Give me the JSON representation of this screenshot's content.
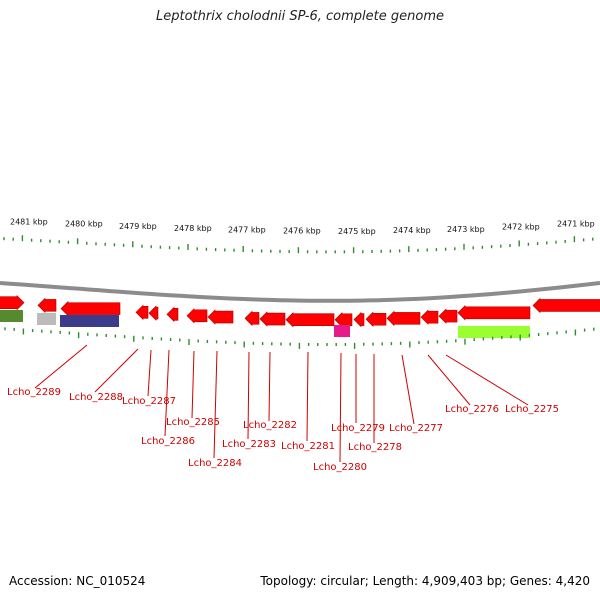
{
  "title": "Leptothrix cholodnii SP-6, complete genome",
  "footer": {
    "accession": "Accession: NC_010524",
    "summary": "Topology: circular; Length: 4,909,403 bp; Genes: 4,420"
  },
  "colors": {
    "cds": "#ff0000",
    "backbone": "#8c8c8c",
    "tick": "#2e8b2e",
    "label": "#d00000",
    "rrna_or_misc": "#e8198b",
    "cog_green": "#99ff33",
    "cog_olive": "#558b2f",
    "cog_navy": "#3b3b8c",
    "cog_gray": "#bbbbbb"
  },
  "scale_labels": [
    "2481 kbp",
    "2480 kbp",
    "2479 kbp",
    "2478 kbp",
    "2477 kbp",
    "2476 kbp",
    "2475 kbp",
    "2474 kbp",
    "2473 kbp",
    "2472 kbp",
    "2471 kbp"
  ],
  "gene_labels": [
    "Lcho_2289",
    "Lcho_2288",
    "Lcho_2287",
    "Lcho_2286",
    "Lcho_2285",
    "Lcho_2284",
    "Lcho_2283",
    "Lcho_2282",
    "Lcho_2281",
    "Lcho_2280",
    "Lcho_2279",
    "Lcho_2278",
    "Lcho_2277",
    "Lcho_2276",
    "Lcho_2275"
  ]
}
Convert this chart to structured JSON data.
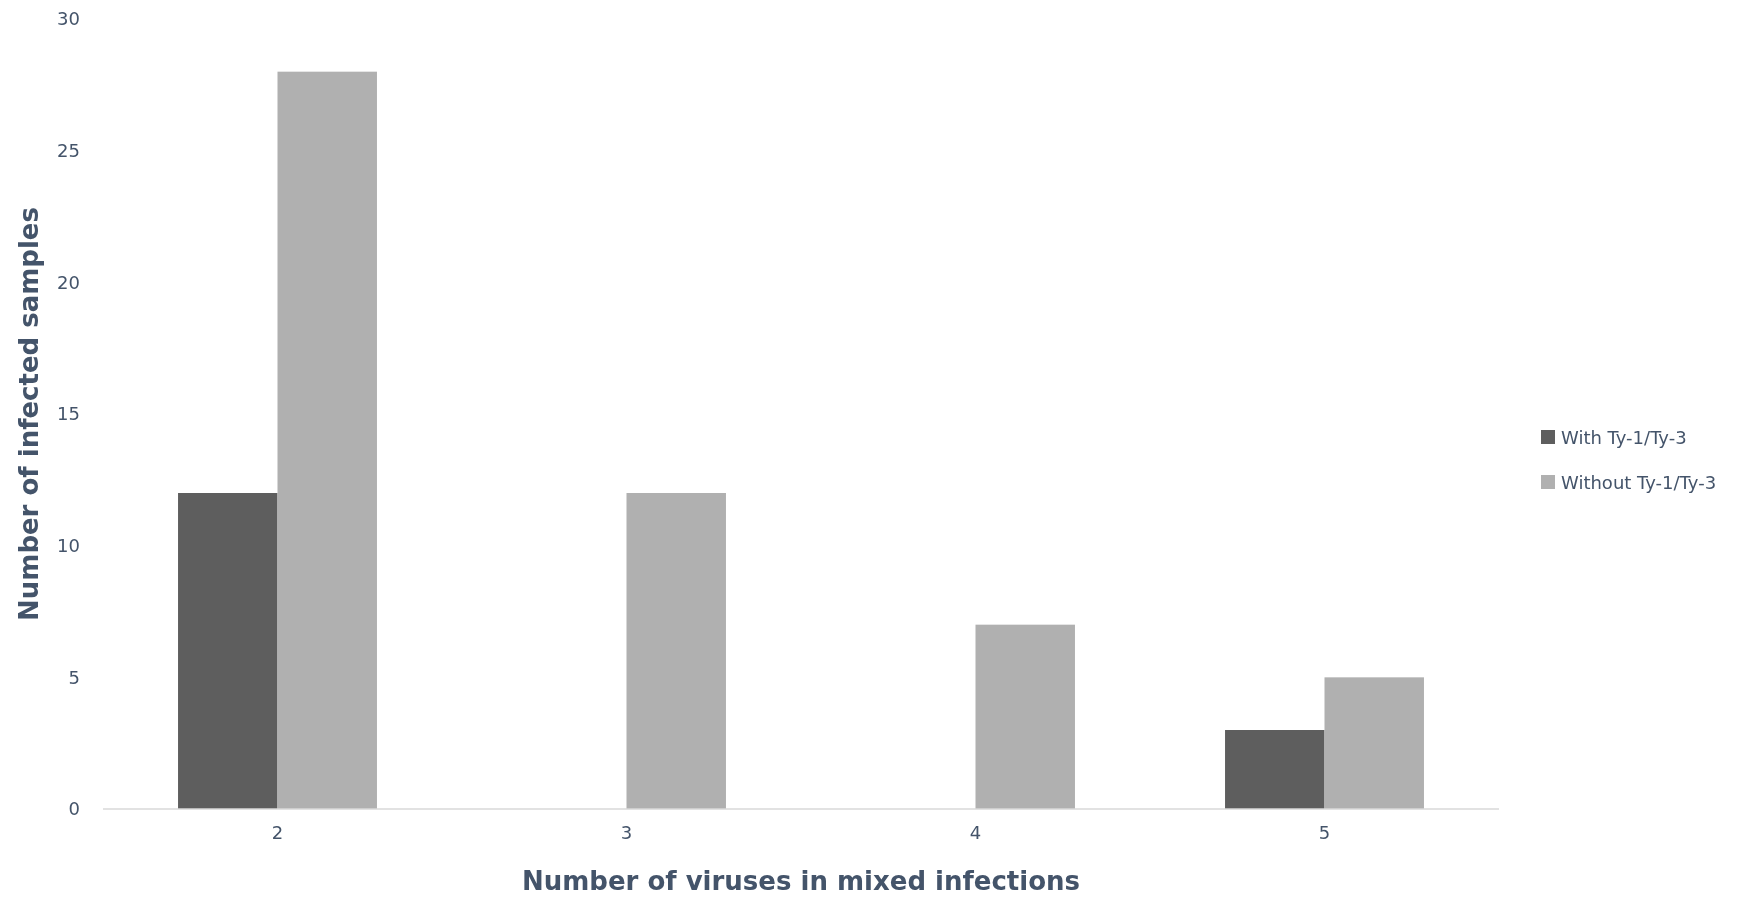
{
  "chart_data": {
    "type": "bar",
    "xlabel": "Number of viruses in mixed infections",
    "ylabel": "Number of infected samples",
    "categories": [
      "2",
      "3",
      "4",
      "5"
    ],
    "series": [
      {
        "name": "With Ty-1/Ty-3",
        "color": "#5e5e5e",
        "values": [
          12,
          0,
          0,
          3
        ]
      },
      {
        "name": "Without Ty-1/Ty-3",
        "color": "#b0b0b0",
        "values": [
          28,
          12,
          7,
          5
        ]
      }
    ],
    "ylim": [
      0,
      30
    ],
    "yticks": [
      0,
      5,
      10,
      15,
      20,
      25,
      30
    ],
    "grid": false,
    "legend": "right"
  }
}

----------------------------------------

Prompt
Give the listing again exactly, minus its images.

Answer
Give me the JSON representation of this screenshot's content.
{
  "title": "Leptothrix cholodnii SP-6, complete genome",
  "footer": {
    "accession": "Accession: NC_010524",
    "summary": "Topology: circular; Length: 4,909,403 bp; Genes: 4,420"
  },
  "colors": {
    "cds": "#ff0000",
    "backbone": "#8c8c8c",
    "tick": "#2e8b2e",
    "label": "#d00000",
    "rrna_or_misc": "#e8198b",
    "cog_green": "#99ff33",
    "cog_olive": "#558b2f",
    "cog_navy": "#3b3b8c",
    "cog_gray": "#bbbbbb"
  },
  "scale_labels": [
    "2481 kbp",
    "2480 kbp",
    "2479 kbp",
    "2478 kbp",
    "2477 kbp",
    "2476 kbp",
    "2475 kbp",
    "2474 kbp",
    "2473 kbp",
    "2472 kbp",
    "2471 kbp"
  ],
  "gene_labels": [
    "Lcho_2289",
    "Lcho_2288",
    "Lcho_2287",
    "Lcho_2286",
    "Lcho_2285",
    "Lcho_2284",
    "Lcho_2283",
    "Lcho_2282",
    "Lcho_2281",
    "Lcho_2280",
    "Lcho_2279",
    "Lcho_2278",
    "Lcho_2277",
    "Lcho_2276",
    "Lcho_2275"
  ]
}
Convert this chart to structured JSON data.
{
  "chart_data": {
    "type": "bar",
    "xlabel": "Number of viruses in mixed infections",
    "ylabel": "Number of infected samples",
    "categories": [
      "2",
      "3",
      "4",
      "5"
    ],
    "series": [
      {
        "name": "With Ty-1/Ty-3",
        "color": "#5e5e5e",
        "values": [
          12,
          0,
          0,
          3
        ]
      },
      {
        "name": "Without Ty-1/Ty-3",
        "color": "#b0b0b0",
        "values": [
          28,
          12,
          7,
          5
        ]
      }
    ],
    "ylim": [
      0,
      30
    ],
    "yticks": [
      0,
      5,
      10,
      15,
      20,
      25,
      30
    ],
    "grid": false,
    "legend": "right"
  }
}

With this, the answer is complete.